## Dataset items
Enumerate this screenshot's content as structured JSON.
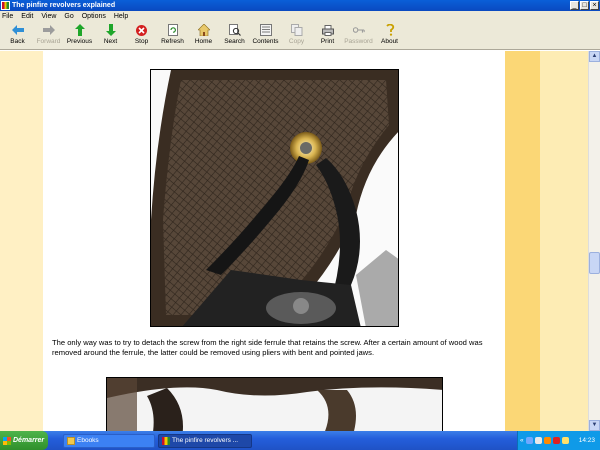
{
  "window": {
    "title": "The pinfire revolvers explained",
    "controls": [
      "_",
      "□",
      "×"
    ]
  },
  "menu": {
    "items": [
      "File",
      "Edit",
      "View",
      "Go",
      "Options",
      "Help"
    ]
  },
  "toolbar": {
    "buttons": [
      {
        "label": "Back",
        "icon": "back-arrow-icon",
        "enabled": true
      },
      {
        "label": "Forward",
        "icon": "forward-arrow-icon",
        "enabled": false
      },
      {
        "label": "Previous",
        "icon": "up-arrow-icon",
        "enabled": true
      },
      {
        "label": "Next",
        "icon": "down-arrow-icon",
        "enabled": true
      },
      {
        "label": "Stop",
        "icon": "stop-icon",
        "enabled": true
      },
      {
        "label": "Refresh",
        "icon": "refresh-icon",
        "enabled": true
      },
      {
        "label": "Home",
        "icon": "home-icon",
        "enabled": true
      },
      {
        "label": "Search",
        "icon": "search-icon",
        "enabled": true
      },
      {
        "label": "Contents",
        "icon": "contents-icon",
        "enabled": true
      },
      {
        "label": "Copy",
        "icon": "copy-icon",
        "enabled": false
      },
      {
        "label": "Print",
        "icon": "print-icon",
        "enabled": true
      },
      {
        "label": "Password",
        "icon": "key-icon",
        "enabled": false
      },
      {
        "label": "About",
        "icon": "about-icon",
        "enabled": true
      }
    ]
  },
  "content": {
    "caption": "The only way was to try to detach the screw from the right side ferrule that retains the screw. After a certain amount of wood was removed around the ferrule, the latter could be removed using pliers with bent and pointed jaws."
  },
  "taskbar": {
    "start_label": "Démarrer",
    "tasks": [
      {
        "label": "Ebooks",
        "active": false
      },
      {
        "label": "The pinfire revolvers ...",
        "active": true
      }
    ],
    "tray_expand": "«",
    "clock": "14:23"
  },
  "colors": {
    "page_background": "#fff0c4",
    "stripe_dark": "#fbd776",
    "stripe_light": "#fdecb4",
    "titlebar": "#0a5fd8",
    "toolbar": "#ece9d8"
  }
}
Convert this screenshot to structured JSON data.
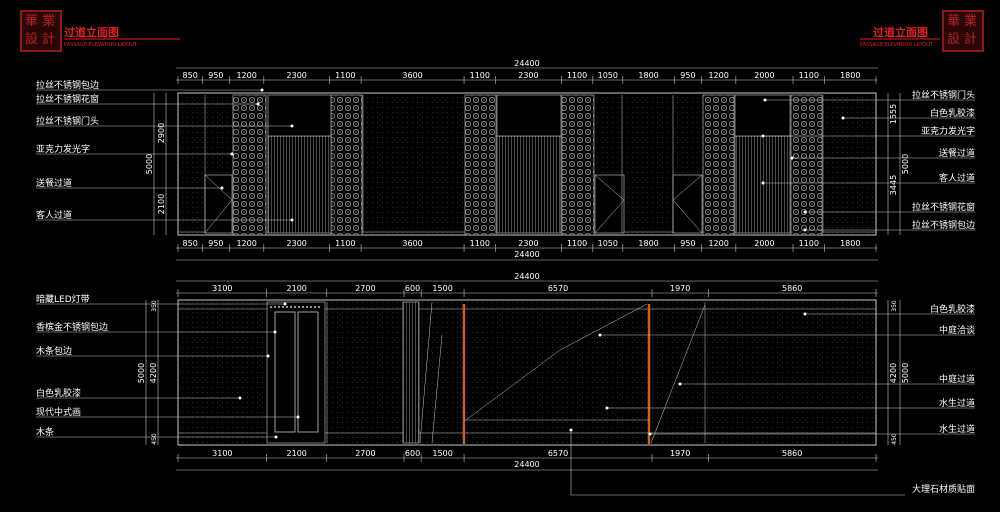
{
  "title_block": {
    "left_title": "过道立面图",
    "left_subtitle": "PASSAGE ELEVATION LAYOUT",
    "right_title": "过道立面图",
    "right_subtitle": "PASSAGE ELEVATION LAYOUT",
    "seal_chars": [
      "華",
      "業",
      "設",
      "計"
    ]
  },
  "upper_elevation": {
    "overall": "24400",
    "top_segments": [
      "850",
      "950",
      "1200",
      "2300",
      "1100",
      "3600",
      "1100",
      "2300",
      "1100",
      "1050",
      "1800",
      "950",
      "1200",
      "2000",
      "1100",
      "1800"
    ],
    "bottom_segments": [
      "850",
      "950",
      "1200",
      "2300",
      "1100",
      "3600",
      "1100",
      "2300",
      "1100",
      "1050",
      "1800",
      "950",
      "1200",
      "2000",
      "1100",
      "1800"
    ],
    "left_total": "5000",
    "left_upper": "2900",
    "left_lower": "2100",
    "right_total": "5000",
    "right_upper": "1555",
    "right_lower": "3445",
    "left_labels": [
      "拉丝不锈钢包边",
      "拉丝不锈钢花窗",
      "拉丝不锈钢门头",
      "亚克力发光字",
      "送餐过道",
      "客人过道"
    ],
    "right_labels": [
      "拉丝不锈钢门头",
      "白色乳胶漆",
      "亚克力发光字",
      "送餐过道",
      "客人过道",
      "拉丝不锈钢花窗",
      "拉丝不锈钢包边"
    ]
  },
  "lower_elevation": {
    "overall": "24400",
    "top_segments": [
      "3100",
      "2100",
      "2700",
      "600",
      "1500",
      "6570",
      "1970",
      "5860"
    ],
    "bottom_segments": [
      "3100",
      "2100",
      "2700",
      "600",
      "1500",
      "6570",
      "1970",
      "5860"
    ],
    "left_total": "5000",
    "left_mid": "4200",
    "left_top": "350",
    "left_bottom": "450",
    "right_total": "5000",
    "right_mid": "4200",
    "right_top": "350",
    "right_bottom": "450",
    "left_labels": [
      "暗藏LED灯带",
      "香槟金不锈钢包边",
      "木条包边",
      "白色乳胶漆",
      "现代中式画",
      "木条"
    ],
    "right_labels": [
      "白色乳胶漆",
      "中庭洽谈",
      "中庭过道",
      "水生过道",
      "水生过道"
    ],
    "bottom_label": "大理石材质贴面"
  },
  "colors": {
    "line": "#c8c8c8",
    "text": "#ffffff",
    "title_red": "#e02020",
    "accent_orange": "#c8641e",
    "seal_red": "#b22222"
  }
}
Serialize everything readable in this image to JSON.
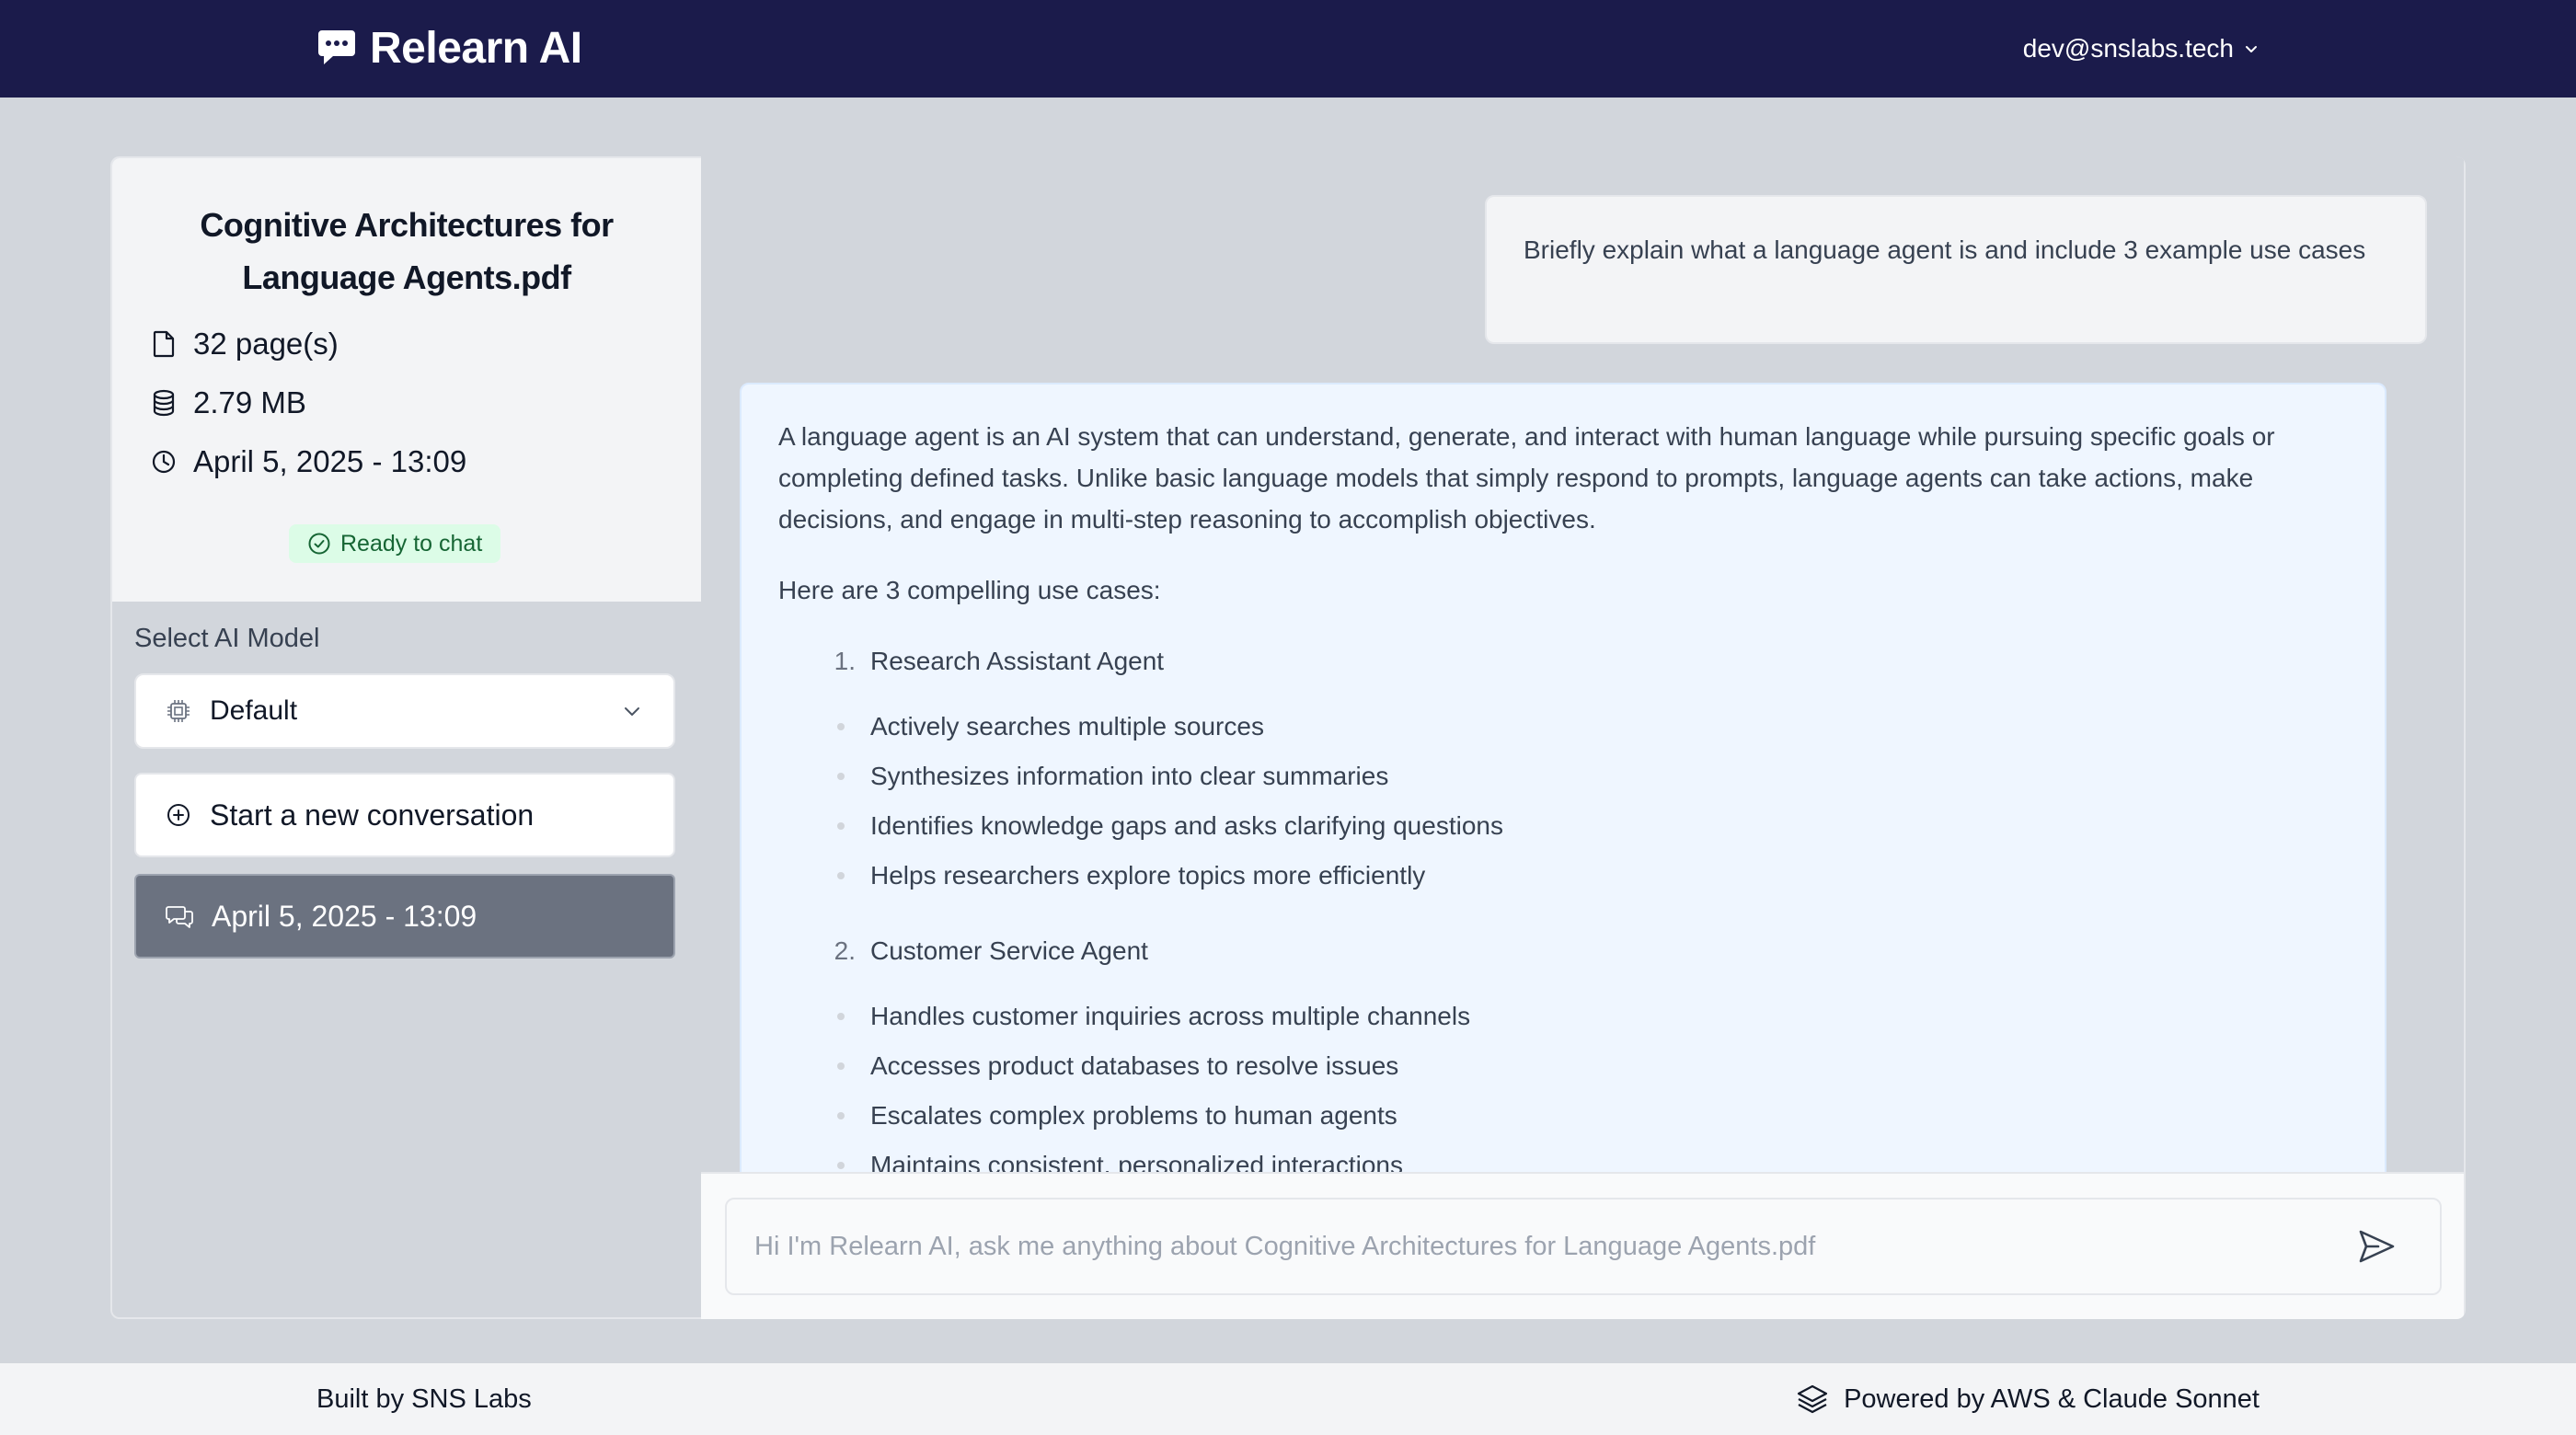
{
  "header": {
    "brand": "Relearn AI",
    "user_email": "dev@snslabs.tech"
  },
  "document": {
    "title": "Cognitive Architectures for Language Agents.pdf",
    "pages": "32 page(s)",
    "size": "2.79 MB",
    "date": "April 5, 2025 - 13:09",
    "status": "Ready to chat"
  },
  "model": {
    "label": "Select AI Model",
    "selected": "Default"
  },
  "conversations": {
    "new_label": "Start a new conversation",
    "items": [
      {
        "label": "April 5, 2025 - 13:09",
        "active": true
      }
    ]
  },
  "chat": {
    "user_message": "Briefly explain what a language agent is and include 3 example use cases",
    "ai_message": {
      "intro_paragraph": "A language agent is an AI system that can understand, generate, and interact with human language while pursuing specific goals or completing defined tasks. Unlike basic language models that simply respond to prompts, language agents can take actions, make decisions, and engage in multi-step reasoning to accomplish objectives.",
      "use_cases_intro": "Here are 3 compelling use cases:",
      "use_cases": [
        {
          "number": "1.",
          "title": "Research Assistant Agent",
          "points": [
            "Actively searches multiple sources",
            "Synthesizes information into clear summaries",
            "Identifies knowledge gaps and asks clarifying questions",
            "Helps researchers explore topics more efficiently"
          ]
        },
        {
          "number": "2.",
          "title": "Customer Service Agent",
          "points": [
            "Handles customer inquiries across multiple channels",
            "Accesses product databases to resolve issues",
            "Escalates complex problems to human agents",
            "Maintains consistent, personalized interactions"
          ]
        }
      ]
    },
    "input_placeholder": "Hi I'm Relearn AI, ask me anything about Cognitive Architectures for Language Agents.pdf",
    "input_value": ""
  },
  "footer": {
    "left": "Built by SNS Labs",
    "right": "Powered by AWS & Claude Sonnet"
  },
  "colors": {
    "header_bg": "#1b1b4b",
    "page_bg": "#d2d6dc",
    "ai_bubble_bg": "#eff6ff",
    "ready_badge_bg": "#dcfce7",
    "ready_badge_text": "#166534",
    "active_conversation_bg": "#6b7280"
  },
  "icons": {
    "brand": "chat-bubble-icon",
    "user_menu": "chevron-down-icon",
    "pages": "file-icon",
    "size": "database-icon",
    "date": "clock-icon",
    "status": "check-circle-icon",
    "model": "cpu-icon",
    "new_conversation": "plus-circle-icon",
    "conversation": "messages-icon",
    "send": "send-icon",
    "powered": "layers-icon"
  }
}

## EXERCISE OBJECTIVE
Leave the images out, please, and restate each line word for word.

## TASK RESPONSE
Enumerate this screenshot's content as structured JSON.
{
  "window": {
    "title": "The pinfire revolvers explained",
    "controls": [
      "_",
      "□",
      "×"
    ]
  },
  "menu": {
    "items": [
      "File",
      "Edit",
      "View",
      "Go",
      "Options",
      "Help"
    ]
  },
  "toolbar": {
    "buttons": [
      {
        "label": "Back",
        "icon": "back-arrow-icon",
        "enabled": true
      },
      {
        "label": "Forward",
        "icon": "forward-arrow-icon",
        "enabled": false
      },
      {
        "label": "Previous",
        "icon": "up-arrow-icon",
        "enabled": true
      },
      {
        "label": "Next",
        "icon": "down-arrow-icon",
        "enabled": true
      },
      {
        "label": "Stop",
        "icon": "stop-icon",
        "enabled": true
      },
      {
        "label": "Refresh",
        "icon": "refresh-icon",
        "enabled": true
      },
      {
        "label": "Home",
        "icon": "home-icon",
        "enabled": true
      },
      {
        "label": "Search",
        "icon": "search-icon",
        "enabled": true
      },
      {
        "label": "Contents",
        "icon": "contents-icon",
        "enabled": true
      },
      {
        "label": "Copy",
        "icon": "copy-icon",
        "enabled": false
      },
      {
        "label": "Print",
        "icon": "print-icon",
        "enabled": true
      },
      {
        "label": "Password",
        "icon": "key-icon",
        "enabled": false
      },
      {
        "label": "About",
        "icon": "about-icon",
        "enabled": true
      }
    ]
  },
  "content": {
    "caption": "The only way was to try to detach the screw from the right side ferrule that retains the screw. After a certain amount of wood was removed around the ferrule, the latter could be removed using pliers with bent and pointed jaws."
  },
  "taskbar": {
    "start_label": "Démarrer",
    "tasks": [
      {
        "label": "Ebooks",
        "active": false
      },
      {
        "label": "The pinfire revolvers ...",
        "active": true
      }
    ],
    "tray_expand": "«",
    "clock": "14:23"
  },
  "colors": {
    "page_background": "#fff0c4",
    "stripe_dark": "#fbd776",
    "stripe_light": "#fdecb4",
    "titlebar": "#0a5fd8",
    "toolbar": "#ece9d8"
  }
}
Convert this screenshot to structured JSON data.
{
  "title_block": {
    "left_title": "过道立面图",
    "left_subtitle": "PASSAGE ELEVATION LAYOUT",
    "right_title": "过道立面图",
    "right_subtitle": "PASSAGE ELEVATION LAYOUT",
    "seal_chars": [
      "華",
      "業",
      "設",
      "計"
    ]
  },
  "upper_elevation": {
    "overall": "24400",
    "top_segments": [
      "850",
      "950",
      "1200",
      "2300",
      "1100",
      "3600",
      "1100",
      "2300",
      "1100",
      "1050",
      "1800",
      "950",
      "1200",
      "2000",
      "1100",
      "1800"
    ],
    "bottom_segments": [
      "850",
      "950",
      "1200",
      "2300",
      "1100",
      "3600",
      "1100",
      "2300",
      "1100",
      "1050",
      "1800",
      "950",
      "1200",
      "2000",
      "1100",
      "1800"
    ],
    "left_total": "5000",
    "left_upper": "2900",
    "left_lower": "2100",
    "right_total": "5000",
    "right_upper": "1555",
    "right_lower": "3445",
    "left_labels": [
      "拉丝不锈钢包边",
      "拉丝不锈钢花窗",
      "拉丝不锈钢门头",
      "亚克力发光字",
      "送餐过道",
      "客人过道"
    ],
    "right_labels": [
      "拉丝不锈钢门头",
      "白色乳胶漆",
      "亚克力发光字",
      "送餐过道",
      "客人过道",
      "拉丝不锈钢花窗",
      "拉丝不锈钢包边"
    ]
  },
  "lower_elevation": {
    "overall": "24400",
    "top_segments": [
      "3100",
      "2100",
      "2700",
      "600",
      "1500",
      "6570",
      "1970",
      "5860"
    ],
    "bottom_segments": [
      "3100",
      "2100",
      "2700",
      "600",
      "1500",
      "6570",
      "1970",
      "5860"
    ],
    "left_total": "5000",
    "left_mid": "4200",
    "left_top": "350",
    "left_bottom": "450",
    "right_total": "5000",
    "right_mid": "4200",
    "right_top": "350",
    "right_bottom": "450",
    "left_labels": [
      "暗藏LED灯带",
      "香槟金不锈钢包边",
      "木条包边",
      "白色乳胶漆",
      "现代中式画",
      "木条"
    ],
    "right_labels": [
      "白色乳胶漆",
      "中庭洽谈",
      "中庭过道",
      "水生过道",
      "水生过道"
    ],
    "bottom_label": "大理石材质贴面"
  },
  "colors": {
    "line": "#c8c8c8",
    "text": "#ffffff",
    "title_red": "#e02020",
    "accent_orange": "#c8641e",
    "seal_red": "#b22222"
  }
}
Serialize everything readable in this image to JSON.
{
  "header": {
    "brand": "Relearn AI",
    "user_email": "dev@snslabs.tech"
  },
  "document": {
    "title": "Cognitive Architectures for Language Agents.pdf",
    "pages": "32 page(s)",
    "size": "2.79 MB",
    "date": "April 5, 2025 - 13:09",
    "status": "Ready to chat"
  },
  "model": {
    "label": "Select AI Model",
    "selected": "Default"
  },
  "conversations": {
    "new_label": "Start a new conversation",
    "items": [
      {
        "label": "April 5, 2025 - 13:09",
        "active": true
      }
    ]
  },
  "chat": {
    "user_message": "Briefly explain what a language agent is and include 3 example use cases",
    "ai_message": {
      "intro_paragraph": "A language agent is an AI system that can understand, generate, and interact with human language while pursuing specific goals or completing defined tasks. Unlike basic language models that simply respond to prompts, language agents can take actions, make decisions, and engage in multi-step reasoning to accomplish objectives.",
      "use_cases_intro": "Here are 3 compelling use cases:",
      "use_cases": [
        {
          "number": "1.",
          "title": "Research Assistant Agent",
          "points": [
            "Actively searches multiple sources",
            "Synthesizes information into clear summaries",
            "Identifies knowledge gaps and asks clarifying questions",
            "Helps researchers explore topics more efficiently"
          ]
        },
        {
          "number": "2.",
          "title": "Customer Service Agent",
          "points": [
            "Handles customer inquiries across multiple channels",
            "Accesses product databases to resolve issues",
            "Escalates complex problems to human agents",
            "Maintains consistent, personalized interactions"
          ]
        }
      ]
    },
    "input_placeholder": "Hi I'm Relearn AI, ask me anything about Cognitive Architectures for Language Agents.pdf",
    "input_value": ""
  },
  "footer": {
    "left": "Built by SNS Labs",
    "right": "Powered by AWS & Claude Sonnet"
  },
  "colors": {
    "header_bg": "#1b1b4b",
    "page_bg": "#d2d6dc",
    "ai_bubble_bg": "#eff6ff",
    "ready_badge_bg": "#dcfce7",
    "ready_badge_text": "#166534",
    "active_conversation_bg": "#6b7280"
  },
  "icons": {
    "brand": "chat-bubble-icon",
    "user_menu": "chevron-down-icon",
    "pages": "file-icon",
    "size": "database-icon",
    "date": "clock-icon",
    "status": "check-circle-icon",
    "model": "cpu-icon",
    "new_conversation": "plus-circle-icon",
    "conversation": "messages-icon",
    "send": "send-icon",
    "powered": "layers-icon"
  }
}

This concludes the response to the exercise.